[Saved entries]
::::

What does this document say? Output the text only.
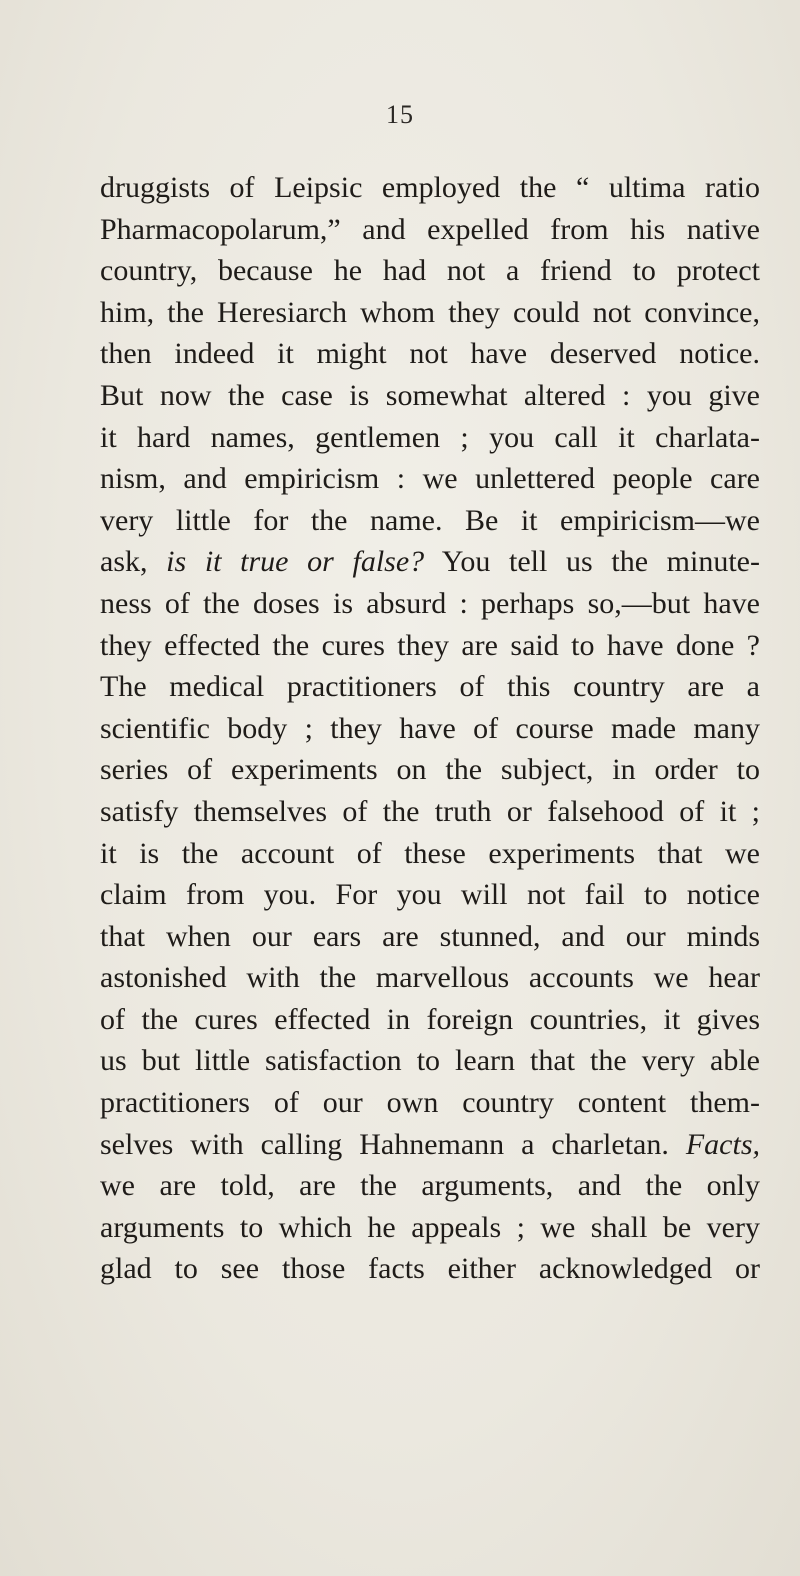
15
druggists of Leipsic employed the “ ultima ratio
Pharmacopolarum,” and expelled from his native
country, because he had not a friend to protect
him, the Heresiarch whom they could not convince,
then indeed it might not have deserved notice.
But now the case is somewhat altered : you give
it hard names, gentlemen ; you call it charlata-
nism, and empiricism : we unlettered people care
very little for the name. Be it empiricism—we
ask, is it true or false? You tell us the minute-
ness of the doses is absurd : perhaps so,—but have
they effected the cures they are said to have done ?
The medical practitioners of this country are a
scientific body ; they have of course made many
series of experiments on the subject, in order to
satisfy themselves of the truth or falsehood of it ;
it is the account of these experiments that we
claim from you. For you will not fail to notice
that when our ears are stunned, and our minds
astonished with the marvellous accounts we hear
of the cures effected in foreign countries, it gives
us but little satisfaction to learn that the very able
practitioners of our own country content them-
selves with calling Hahnemann a charletan. Facts,
we are told, are the arguments, and the only
arguments to which he appeals ; we shall be very
glad to see those facts either acknowledged or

::::

Check each line above for the word "country", and copy the lines where it appears.

- Answer to this problem:
country, because he had not a friend to protect
The medical practitioners of this country are a
practitioners of our own country content them-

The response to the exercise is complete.